### TASK OBJECTIVE
Pull every line containing "Hvis" from the entries.

--- PROVIDED ENTRIES ---

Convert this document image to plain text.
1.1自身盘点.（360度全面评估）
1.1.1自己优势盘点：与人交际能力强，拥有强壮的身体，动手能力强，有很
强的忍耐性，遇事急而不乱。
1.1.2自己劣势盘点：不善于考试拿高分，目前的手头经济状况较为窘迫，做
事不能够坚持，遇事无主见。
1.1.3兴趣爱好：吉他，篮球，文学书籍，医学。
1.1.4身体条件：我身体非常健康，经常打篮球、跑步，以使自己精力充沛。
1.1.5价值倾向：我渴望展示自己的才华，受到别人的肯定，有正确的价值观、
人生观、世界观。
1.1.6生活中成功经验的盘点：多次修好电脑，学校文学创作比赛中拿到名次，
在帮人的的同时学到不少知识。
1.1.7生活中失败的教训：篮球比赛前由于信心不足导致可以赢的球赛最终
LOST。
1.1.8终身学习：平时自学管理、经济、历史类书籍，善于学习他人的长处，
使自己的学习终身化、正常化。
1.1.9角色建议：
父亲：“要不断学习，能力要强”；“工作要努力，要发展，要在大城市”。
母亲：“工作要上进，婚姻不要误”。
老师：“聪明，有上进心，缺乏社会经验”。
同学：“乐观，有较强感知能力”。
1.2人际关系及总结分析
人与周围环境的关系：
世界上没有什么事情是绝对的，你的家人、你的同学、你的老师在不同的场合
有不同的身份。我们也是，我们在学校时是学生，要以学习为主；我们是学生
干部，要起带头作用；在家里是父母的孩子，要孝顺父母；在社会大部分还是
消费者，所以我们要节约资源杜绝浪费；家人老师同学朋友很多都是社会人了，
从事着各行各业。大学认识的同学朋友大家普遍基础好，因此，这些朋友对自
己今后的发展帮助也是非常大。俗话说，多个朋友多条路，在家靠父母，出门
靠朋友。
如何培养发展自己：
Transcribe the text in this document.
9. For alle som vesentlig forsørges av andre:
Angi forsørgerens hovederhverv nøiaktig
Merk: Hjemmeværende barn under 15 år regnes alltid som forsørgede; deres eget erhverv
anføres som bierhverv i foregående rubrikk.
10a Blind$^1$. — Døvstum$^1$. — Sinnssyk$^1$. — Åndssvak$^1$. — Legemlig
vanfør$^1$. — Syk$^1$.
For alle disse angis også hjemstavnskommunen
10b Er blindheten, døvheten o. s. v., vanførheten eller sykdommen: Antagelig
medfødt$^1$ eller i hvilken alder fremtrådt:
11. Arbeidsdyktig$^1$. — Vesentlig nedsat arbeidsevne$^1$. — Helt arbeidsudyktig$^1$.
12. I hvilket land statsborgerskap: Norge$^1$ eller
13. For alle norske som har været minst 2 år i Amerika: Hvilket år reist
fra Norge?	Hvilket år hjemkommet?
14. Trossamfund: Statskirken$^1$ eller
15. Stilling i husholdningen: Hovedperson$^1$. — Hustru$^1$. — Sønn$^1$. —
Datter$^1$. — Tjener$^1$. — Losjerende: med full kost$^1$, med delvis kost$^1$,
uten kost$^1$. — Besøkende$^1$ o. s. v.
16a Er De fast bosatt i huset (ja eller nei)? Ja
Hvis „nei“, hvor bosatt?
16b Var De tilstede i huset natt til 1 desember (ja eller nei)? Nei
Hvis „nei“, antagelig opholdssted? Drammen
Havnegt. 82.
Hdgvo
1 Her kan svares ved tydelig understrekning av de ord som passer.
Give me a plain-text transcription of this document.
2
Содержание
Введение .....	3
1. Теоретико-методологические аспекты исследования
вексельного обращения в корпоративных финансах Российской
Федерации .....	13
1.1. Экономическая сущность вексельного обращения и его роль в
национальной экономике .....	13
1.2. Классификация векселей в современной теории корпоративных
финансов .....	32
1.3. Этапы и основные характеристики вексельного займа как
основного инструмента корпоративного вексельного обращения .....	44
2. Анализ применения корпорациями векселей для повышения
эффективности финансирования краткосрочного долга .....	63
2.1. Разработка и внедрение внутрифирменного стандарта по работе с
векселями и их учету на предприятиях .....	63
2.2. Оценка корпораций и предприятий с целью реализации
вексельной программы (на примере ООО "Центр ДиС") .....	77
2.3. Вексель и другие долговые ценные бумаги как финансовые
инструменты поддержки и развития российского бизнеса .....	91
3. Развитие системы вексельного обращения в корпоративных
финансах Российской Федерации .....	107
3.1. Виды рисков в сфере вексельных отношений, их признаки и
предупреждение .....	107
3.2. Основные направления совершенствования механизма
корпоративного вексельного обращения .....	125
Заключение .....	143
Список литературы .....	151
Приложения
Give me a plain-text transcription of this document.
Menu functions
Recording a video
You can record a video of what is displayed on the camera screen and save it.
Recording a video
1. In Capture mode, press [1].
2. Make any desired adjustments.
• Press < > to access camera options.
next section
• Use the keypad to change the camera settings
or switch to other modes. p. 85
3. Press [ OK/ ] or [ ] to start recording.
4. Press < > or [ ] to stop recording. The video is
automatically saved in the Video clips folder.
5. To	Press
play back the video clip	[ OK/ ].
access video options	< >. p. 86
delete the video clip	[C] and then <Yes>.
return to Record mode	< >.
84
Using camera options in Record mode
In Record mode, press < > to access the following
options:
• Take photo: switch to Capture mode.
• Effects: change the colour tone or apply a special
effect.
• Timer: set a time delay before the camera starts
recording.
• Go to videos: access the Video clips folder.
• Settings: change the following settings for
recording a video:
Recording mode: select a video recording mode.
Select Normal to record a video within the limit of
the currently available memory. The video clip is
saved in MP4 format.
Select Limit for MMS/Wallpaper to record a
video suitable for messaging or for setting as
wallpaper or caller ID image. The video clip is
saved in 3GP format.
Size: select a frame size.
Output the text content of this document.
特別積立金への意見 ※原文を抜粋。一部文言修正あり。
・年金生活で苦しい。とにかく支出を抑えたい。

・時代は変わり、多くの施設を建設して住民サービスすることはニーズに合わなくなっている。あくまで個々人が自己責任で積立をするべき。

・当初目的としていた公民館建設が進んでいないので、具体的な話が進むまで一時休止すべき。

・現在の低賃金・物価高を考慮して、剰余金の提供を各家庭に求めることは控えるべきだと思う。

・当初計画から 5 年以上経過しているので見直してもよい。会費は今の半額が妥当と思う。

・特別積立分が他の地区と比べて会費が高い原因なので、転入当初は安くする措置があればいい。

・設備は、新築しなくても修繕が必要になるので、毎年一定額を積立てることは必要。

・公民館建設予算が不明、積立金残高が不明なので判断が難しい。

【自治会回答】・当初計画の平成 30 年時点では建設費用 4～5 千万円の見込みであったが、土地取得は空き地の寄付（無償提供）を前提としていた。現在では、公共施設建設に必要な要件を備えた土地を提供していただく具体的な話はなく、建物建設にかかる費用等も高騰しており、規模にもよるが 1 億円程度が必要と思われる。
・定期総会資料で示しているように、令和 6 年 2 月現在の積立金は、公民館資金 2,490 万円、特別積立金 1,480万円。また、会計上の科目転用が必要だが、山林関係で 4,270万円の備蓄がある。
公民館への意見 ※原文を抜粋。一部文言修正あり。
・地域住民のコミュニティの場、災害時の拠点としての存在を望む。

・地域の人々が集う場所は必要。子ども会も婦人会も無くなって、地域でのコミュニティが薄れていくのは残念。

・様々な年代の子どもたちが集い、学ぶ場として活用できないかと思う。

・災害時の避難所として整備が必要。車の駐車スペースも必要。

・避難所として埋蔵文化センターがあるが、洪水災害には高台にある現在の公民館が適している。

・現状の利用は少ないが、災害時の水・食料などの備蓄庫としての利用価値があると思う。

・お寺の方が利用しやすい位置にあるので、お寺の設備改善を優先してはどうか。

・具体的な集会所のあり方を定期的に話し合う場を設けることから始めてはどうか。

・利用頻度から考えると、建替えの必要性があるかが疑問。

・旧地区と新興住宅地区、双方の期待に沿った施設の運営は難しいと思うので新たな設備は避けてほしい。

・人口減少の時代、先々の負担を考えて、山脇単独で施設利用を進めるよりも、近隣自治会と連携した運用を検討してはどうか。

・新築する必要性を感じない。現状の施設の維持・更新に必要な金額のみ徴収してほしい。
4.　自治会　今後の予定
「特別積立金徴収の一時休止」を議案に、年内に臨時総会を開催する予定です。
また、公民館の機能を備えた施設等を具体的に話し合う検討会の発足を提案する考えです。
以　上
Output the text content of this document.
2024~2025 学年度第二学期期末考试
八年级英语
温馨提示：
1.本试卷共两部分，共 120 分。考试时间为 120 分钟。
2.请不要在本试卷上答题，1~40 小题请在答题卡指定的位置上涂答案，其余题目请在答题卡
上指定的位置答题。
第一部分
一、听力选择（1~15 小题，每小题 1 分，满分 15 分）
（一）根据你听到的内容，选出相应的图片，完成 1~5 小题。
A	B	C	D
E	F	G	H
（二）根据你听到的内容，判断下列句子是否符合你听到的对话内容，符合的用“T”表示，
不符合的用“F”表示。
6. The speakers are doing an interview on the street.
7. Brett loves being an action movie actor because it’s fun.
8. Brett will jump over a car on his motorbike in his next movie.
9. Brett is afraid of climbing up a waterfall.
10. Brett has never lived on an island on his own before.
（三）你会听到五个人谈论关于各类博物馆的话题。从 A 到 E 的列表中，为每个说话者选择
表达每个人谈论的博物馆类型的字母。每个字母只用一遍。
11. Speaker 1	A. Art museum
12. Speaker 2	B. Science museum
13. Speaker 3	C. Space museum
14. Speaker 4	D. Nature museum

---

### TASK RESPONSE
Hvis „nei“, hvor bosatt?
Hvis „nei“, antagelig opholdssted? Drammen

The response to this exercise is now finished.